Please count how many lines of the records contain the string "color", and reply with that number alone.
━━━━━ SUPPLIED DATA ━━━━━
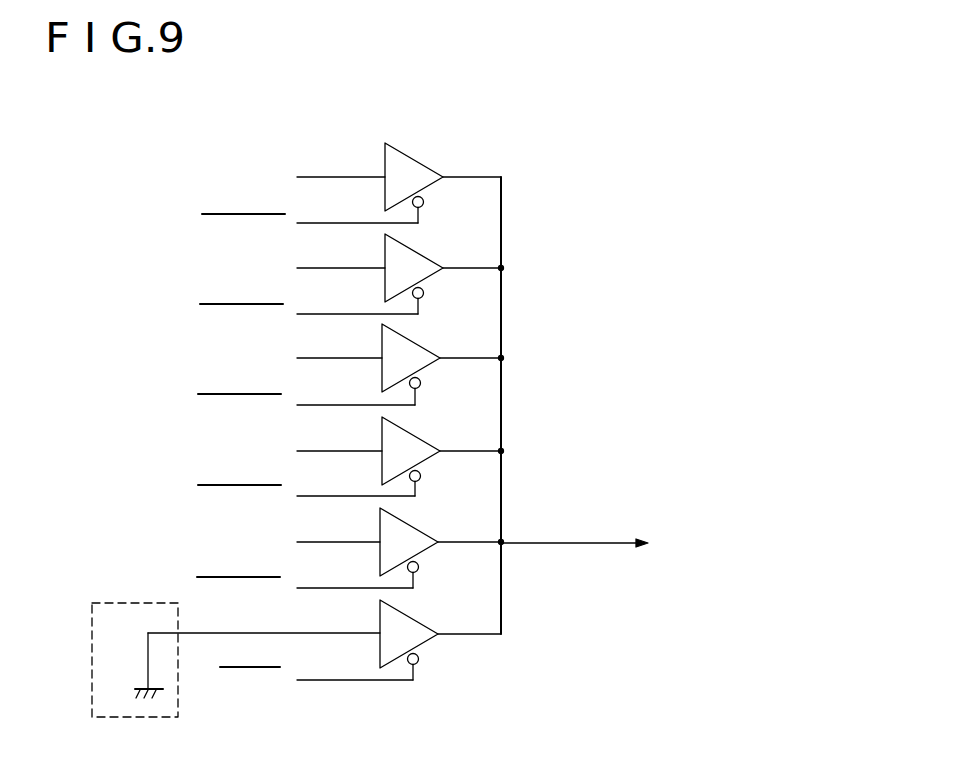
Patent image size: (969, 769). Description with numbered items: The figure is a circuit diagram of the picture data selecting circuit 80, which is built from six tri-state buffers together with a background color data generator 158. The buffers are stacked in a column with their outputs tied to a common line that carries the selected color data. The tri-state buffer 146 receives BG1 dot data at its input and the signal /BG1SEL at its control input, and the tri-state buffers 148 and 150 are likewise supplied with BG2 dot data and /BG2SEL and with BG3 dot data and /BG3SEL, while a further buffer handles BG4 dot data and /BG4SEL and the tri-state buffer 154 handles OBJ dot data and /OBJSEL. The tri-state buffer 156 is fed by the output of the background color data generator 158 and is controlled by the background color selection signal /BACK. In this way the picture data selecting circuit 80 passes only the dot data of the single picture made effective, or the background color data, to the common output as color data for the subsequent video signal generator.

The picture data selecting circuit 80 is at (793, 229).
The tri-state buffer 146 is at (420, 170).
The tri-state buffer 148 is at (418, 257).
The tri-state buffer 150 is at (420, 345).
The tri-state buffer 154 is at (420, 525).
The tri-state buffer 156 is at (420, 618).
The background color data generator 158 is at (163, 708).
━━━━━
▶ **ANSWER FOR THE TASK**: 2